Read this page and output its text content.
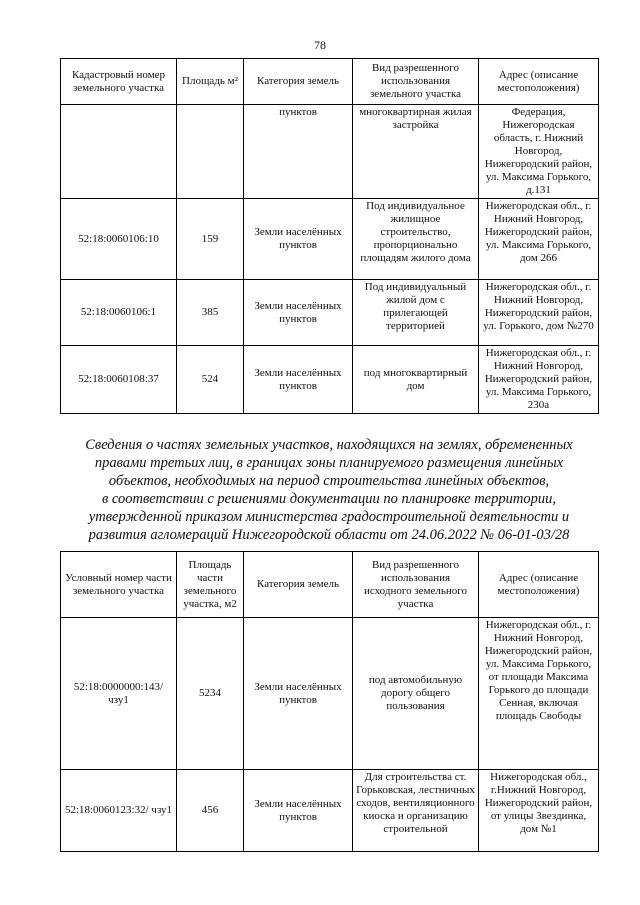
78
Кадастровый номер земельного участка	Площадь м²	Категория земель	Вид разрешенного использования земельного участка	Адрес (описание местоположения)
		пунктов	многоквартирная жилая застройка	Федерация, Нижегородская область, г. Нижний Новгород, Нижегородский район, ул. Максима Горького, д.131
52:18:0060106:10	159	Земли населённых пунктов	Под индивидуальное жилищное строительство, пропорционально площадям жилого дома	Нижегородская обл., г. Нижний Новгород, Нижегородский район, ул. Максима Горького, дом 266
52:18:0060106:1	385	Земли населённых пунктов	Под индивидуальный жилой дом с прилегающей территорией	Нижегородская обл., г. Нижний Новгород, Нижегородский район, ул. Горького, дом №270
52:18:0060108:37	524	Земли населённых пунктов	под многоквартирный дом	Нижегородская обл., г. Нижний Новгород, Нижегородский район, ул. Максима Горького, 230а
Сведения о частях земельных участков, находящихся на землях, обремененных
правами третьих лиц, в границах зоны планируемого размещения линейных
объектов, необходимых на период строительства линейных объектов,
в соответствии с решениями документации по планировке территории,
утвержденной приказом министерства градостроительной деятельности и
развития агломераций Нижегородской области от 24.06.2022 № 06-01-03/28
Условный номер части земельного участка	Площадь части земельного участка, м2	Категория земель	Вид разрешенного использования исходного земельного участка	Адрес (описание местоположения)
52:18:0000000:143/ чзу1	5234	Земли населённых пунктов	под автомобильную дорогу общего пользования	Нижегородская обл., г. Нижний Новгород, Нижегородский район, ул. Максима Горького, от площади Максима Горького до площади Сенная, включая площадь Свободы
52:18:0060123:32/ чзу1	456	Земли населённых пунктов	Для строительства ст. Горьковская, лестничных сходов, вентиляционного киоска и организацию строительной	Нижегородская обл., г.Нижний Новгород, Нижегородский район, от улицы Звездинка, дом №1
+--
▶ Exercise goal: Copy the records exactly as they appear, excluding images.

▶ Correct result:
Read this page and output its text content.
78
Кадастровый номер земельного участка	Площадь м²	Категория земель	Вид разрешенного использования земельного участка	Адрес (описание местоположения)
		пунктов	многоквартирная жилая застройка	Федерация, Нижегородская область, г. Нижний Новгород, Нижегородский район, ул. Максима Горького, д.131
52:18:0060106:10	159	Земли населённых пунктов	Под индивидуальное жилищное строительство, пропорционально площадям жилого дома	Нижегородская обл., г. Нижний Новгород, Нижегородский район, ул. Максима Горького, дом 266
52:18:0060106:1	385	Земли населённых пунктов	Под индивидуальный жилой дом с прилегающей территорией	Нижегородская обл., г. Нижний Новгород, Нижегородский район, ул. Горького, дом №270
52:18:0060108:37	524	Земли населённых пунктов	под многоквартирный дом	Нижегородская обл., г. Нижний Новгород, Нижегородский район, ул. Максима Горького, 230а
Сведения о частях земельных участков, находящихся на землях, обремененных
правами третьих лиц, в границах зоны планируемого размещения линейных
объектов, необходимых на период строительства линейных объектов,
в соответствии с решениями документации по планировке территории,
утвержденной приказом министерства градостроительной деятельности и
развития агломераций Нижегородской области от 24.06.2022 № 06-01-03/28
Условный номер части земельного участка	Площадь части земельного участка, м2	Категория земель	Вид разрешенного использования исходного земельного участка	Адрес (описание местоположения)
52:18:0000000:143/ чзу1	5234	Земли населённых пунктов	под автомобильную дорогу общего пользования	Нижегородская обл., г. Нижний Новгород, Нижегородский район, ул. Максима Горького, от площади Максима Горького до площади Сенная, включая площадь Свободы
52:18:0060123:32/ чзу1	456	Земли населённых пунктов	Для строительства ст. Горьковская, лестничных сходов, вентиляционного киоска и организацию строительной	Нижегородская обл., г.Нижний Новгород, Нижегородский район, от улицы Звездинка, дом №1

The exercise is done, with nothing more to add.